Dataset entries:
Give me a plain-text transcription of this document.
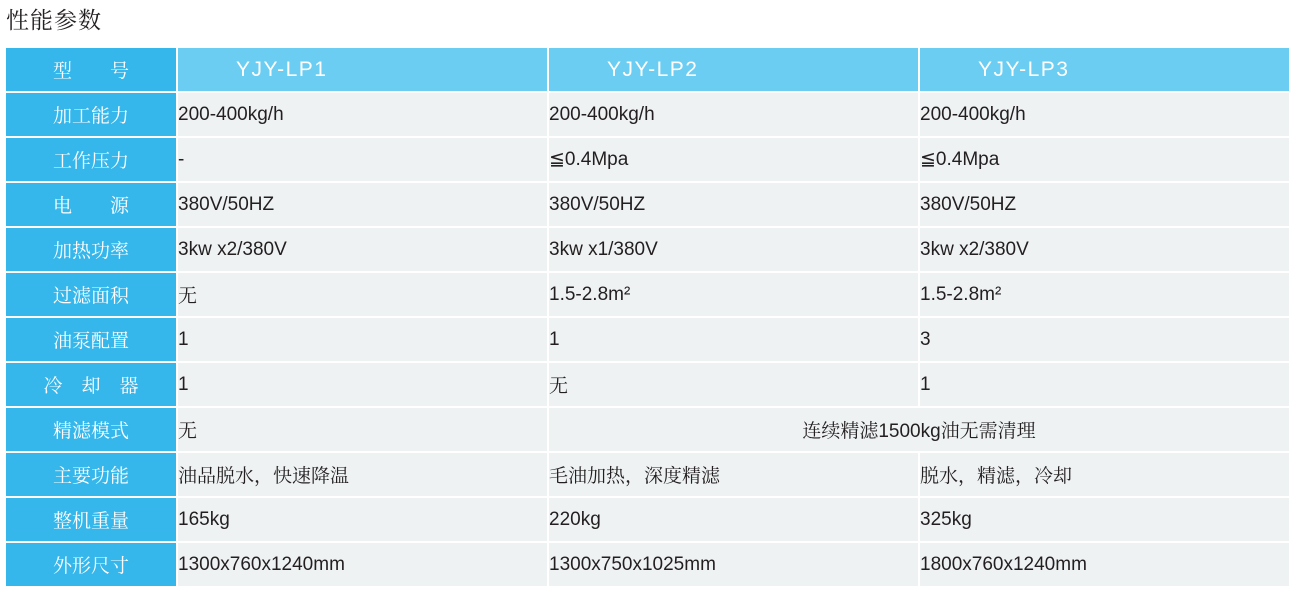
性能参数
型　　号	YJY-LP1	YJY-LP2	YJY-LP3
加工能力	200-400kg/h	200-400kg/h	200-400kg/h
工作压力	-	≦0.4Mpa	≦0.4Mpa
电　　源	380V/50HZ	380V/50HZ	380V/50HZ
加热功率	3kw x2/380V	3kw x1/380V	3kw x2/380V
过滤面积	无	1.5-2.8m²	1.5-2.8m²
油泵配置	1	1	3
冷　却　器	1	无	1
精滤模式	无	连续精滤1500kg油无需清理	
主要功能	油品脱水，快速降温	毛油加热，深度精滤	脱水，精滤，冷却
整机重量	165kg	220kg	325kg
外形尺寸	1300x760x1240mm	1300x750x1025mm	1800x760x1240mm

---

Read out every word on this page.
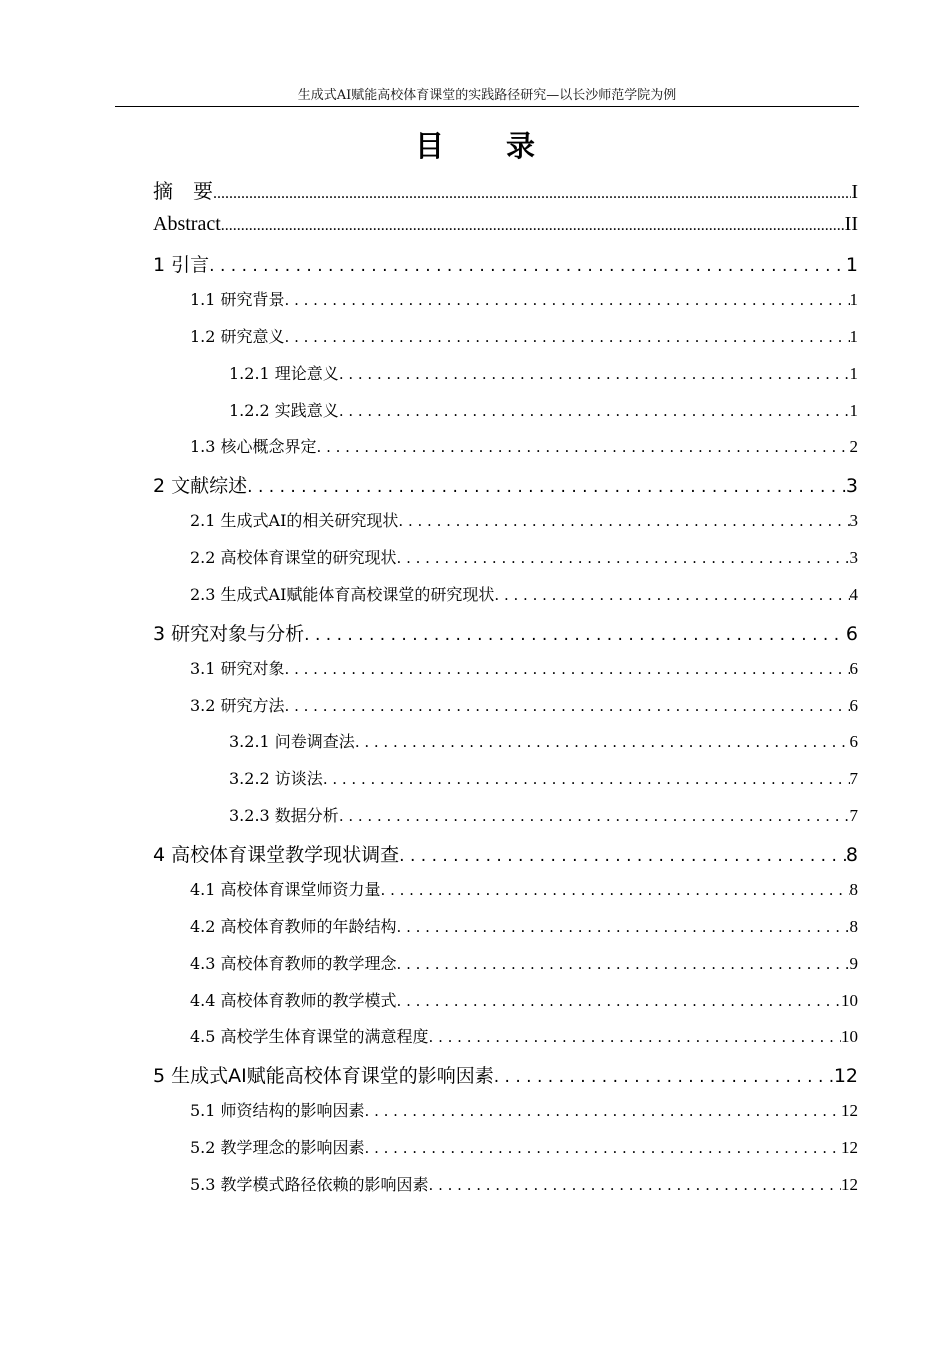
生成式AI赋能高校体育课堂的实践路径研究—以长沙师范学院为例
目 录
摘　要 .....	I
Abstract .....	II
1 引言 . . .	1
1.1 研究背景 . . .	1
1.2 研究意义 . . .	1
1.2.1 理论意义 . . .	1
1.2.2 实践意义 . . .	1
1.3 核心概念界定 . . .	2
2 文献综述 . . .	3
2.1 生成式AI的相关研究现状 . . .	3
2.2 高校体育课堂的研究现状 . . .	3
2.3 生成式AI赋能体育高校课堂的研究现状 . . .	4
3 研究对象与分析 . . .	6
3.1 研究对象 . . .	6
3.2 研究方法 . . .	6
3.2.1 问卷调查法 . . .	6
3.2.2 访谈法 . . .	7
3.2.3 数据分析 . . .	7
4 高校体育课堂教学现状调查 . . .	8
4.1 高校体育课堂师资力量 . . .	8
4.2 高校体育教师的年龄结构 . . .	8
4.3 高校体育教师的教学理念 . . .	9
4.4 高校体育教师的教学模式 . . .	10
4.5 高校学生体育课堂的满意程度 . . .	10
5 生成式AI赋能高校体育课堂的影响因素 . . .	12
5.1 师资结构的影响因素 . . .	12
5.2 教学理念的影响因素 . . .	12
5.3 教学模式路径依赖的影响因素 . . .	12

**REQUIREMENT**
What is the number of lines that hold the string "this"? Reply with that number alone.

**FINISHED TASK**
2